Omit all pictures. Copy the rest of the material exactly.

Extracted data entries
- - -
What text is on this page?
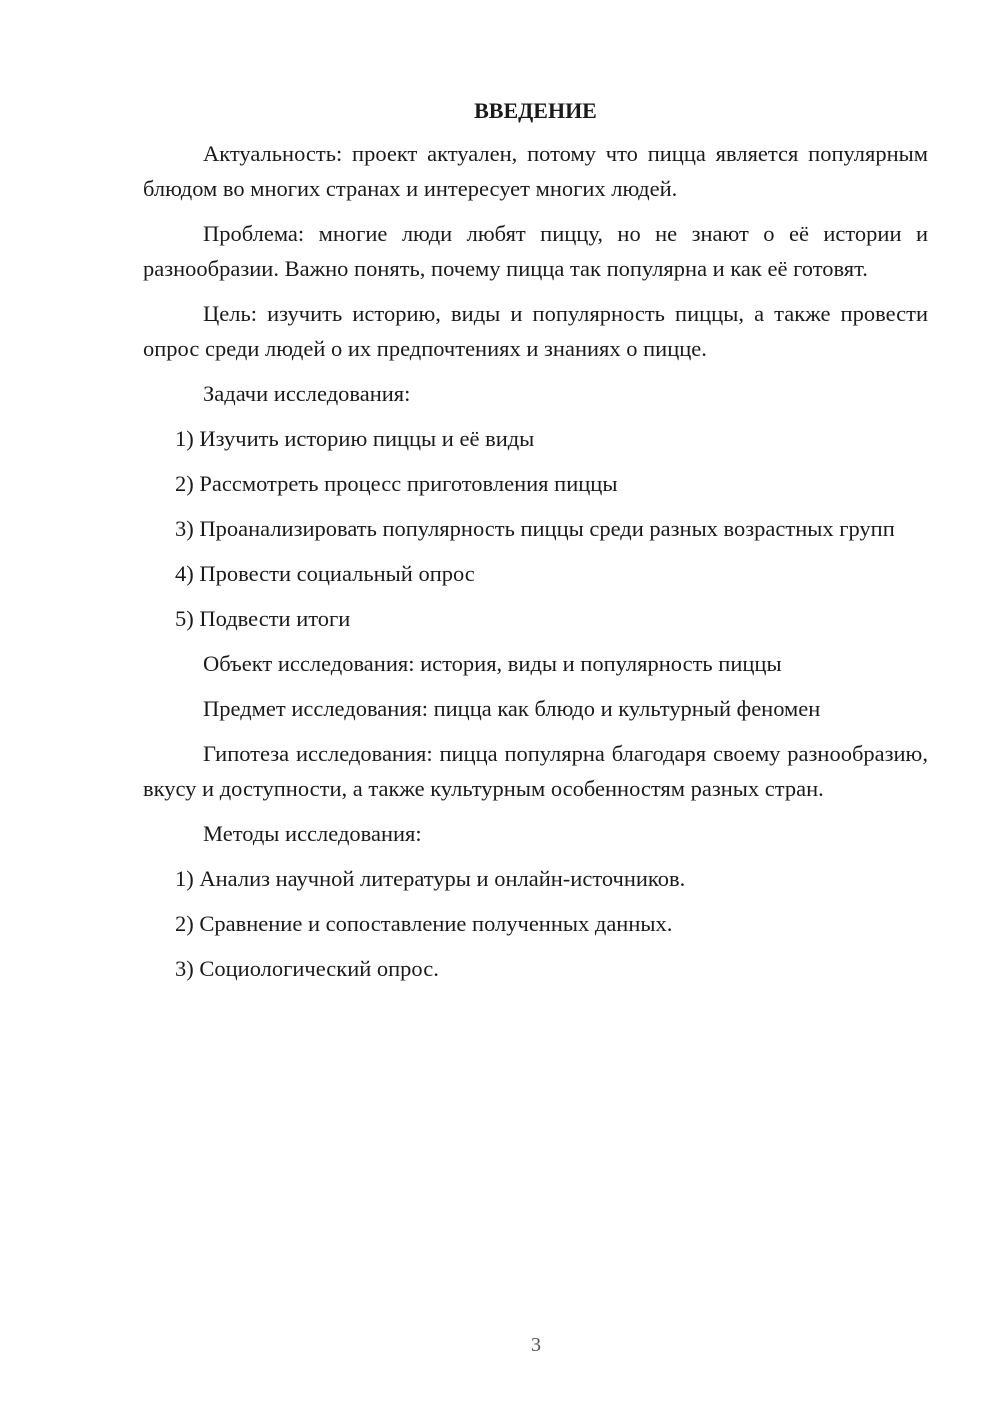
ВВЕДЕНИЕ

Актуальность: проект актуален, потому что пицца является популярным блюдом во многих странах и интересует многих людей.

Проблема: многие люди любят пиццу, но не знают о её истории и разнообразии. Важно понять, почему пицца так популярна и как её готовят.

Цель: изучить историю, виды и популярность пиццы, а также провести опрос среди людей о их предпочтениях и знаниях о пицце.

Задачи исследования:

1) Изучить историю пиццы и её виды

2) Рассмотреть процесс приготовления пиццы

3) Проанализировать популярность пиццы среди разных возрастных групп

4) Провести социальный опрос

5) Подвести итоги

Объект исследования: история, виды и популярность пиццы

Предмет исследования: пицца как блюдо и культурный феномен

Гипотеза исследования: пицца популярна благодаря своему разнообразию, вкусу и доступности, а также культурным особенностям разных стран.

Методы исследования:

1) Анализ научной литературы и онлайн-источников.

2) Сравнение и сопоставление полученных данных.

3) Социологический опрос.

3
- - -
Task answer:
What text is on this page?
ВВЕДЕНИЕ

Актуальность: проект актуален, потому что пицца является популярным блюдом во многих странах и интересует многих людей.

Проблема: многие люди любят пиццу, но не знают о её истории и разнообразии. Важно понять, почему пицца так популярна и как её готовят.

Цель: изучить историю, виды и популярность пиццы, а также провести опрос среди людей о их предпочтениях и знаниях о пицце.

Задачи исследования:

1) Изучить историю пиццы и её виды

2) Рассмотреть процесс приготовления пиццы

3) Проанализировать популярность пиццы среди разных возрастных групп

4) Провести социальный опрос

5) Подвести итоги

Объект исследования: история, виды и популярность пиццы

Предмет исследования: пицца как блюдо и культурный феномен

Гипотеза исследования: пицца популярна благодаря своему разнообразию, вкусу и доступности, а также культурным особенностям разных стран.

Методы исследования:

1) Анализ научной литературы и онлайн-источников.

2) Сравнение и сопоставление полученных данных.

3) Социологический опрос.

3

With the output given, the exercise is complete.